Items from a dataset:
==*==
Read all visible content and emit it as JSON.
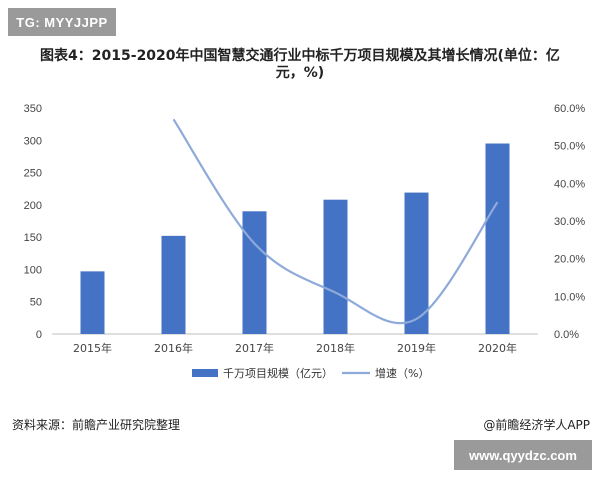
{
  "tag": "TG: MYYJJPP",
  "title_line1": "图表4：2015-2020年中国智慧交通行业中标千万项目规模及其增长情况(单位：亿",
  "title_line2": "元，%)",
  "source": "资料来源：前瞻产业研究院整理",
  "brand": "@前瞻经济学人APP",
  "site": "www.qyydzc.com",
  "chart_data": {
    "type": "bar",
    "categories": [
      "2015年",
      "2016年",
      "2017年",
      "2018年",
      "2019年",
      "2020年"
    ],
    "series": [
      {
        "name": "千万项目规模（亿元）",
        "type": "bar",
        "axis": "left",
        "color": "#4472c4",
        "values": [
          97,
          152,
          190,
          208,
          219,
          295
        ]
      },
      {
        "name": "增速（%）",
        "type": "line",
        "axis": "right",
        "color": "#8eaadb",
        "values": [
          null,
          57,
          24,
          11,
          4,
          35
        ]
      }
    ],
    "y_left": {
      "min": 0,
      "max": 350,
      "ticks": [
        "0",
        "50",
        "100",
        "150",
        "200",
        "250",
        "300",
        "350"
      ]
    },
    "y_right": {
      "min": 0,
      "max": 60,
      "ticks": [
        "0.0%",
        "10.0%",
        "20.0%",
        "30.0%",
        "40.0%",
        "50.0%",
        "60.0%"
      ]
    },
    "legend_position": "bottom",
    "grid": false
  }
}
==*==
- TASK TO CARRY OUT:
Without the pictures, restate each entry exactly.

- TASK RESULT:
Read all visible content and emit it as JSON.
{
  "tag": "TG: MYYJJPP",
  "title_line1": "图表4：2015-2020年中国智慧交通行业中标千万项目规模及其增长情况(单位：亿",
  "title_line2": "元，%)",
  "source": "资料来源：前瞻产业研究院整理",
  "brand": "@前瞻经济学人APP",
  "site": "www.qyydzc.com",
  "chart_data": {
    "type": "bar",
    "categories": [
      "2015年",
      "2016年",
      "2017年",
      "2018年",
      "2019年",
      "2020年"
    ],
    "series": [
      {
        "name": "千万项目规模（亿元）",
        "type": "bar",
        "axis": "left",
        "color": "#4472c4",
        "values": [
          97,
          152,
          190,
          208,
          219,
          295
        ]
      },
      {
        "name": "增速（%）",
        "type": "line",
        "axis": "right",
        "color": "#8eaadb",
        "values": [
          null,
          57,
          24,
          11,
          4,
          35
        ]
      }
    ],
    "y_left": {
      "min": 0,
      "max": 350,
      "ticks": [
        "0",
        "50",
        "100",
        "150",
        "200",
        "250",
        "300",
        "350"
      ]
    },
    "y_right": {
      "min": 0,
      "max": 60,
      "ticks": [
        "0.0%",
        "10.0%",
        "20.0%",
        "30.0%",
        "40.0%",
        "50.0%",
        "60.0%"
      ]
    },
    "legend_position": "bottom",
    "grid": false
  }
}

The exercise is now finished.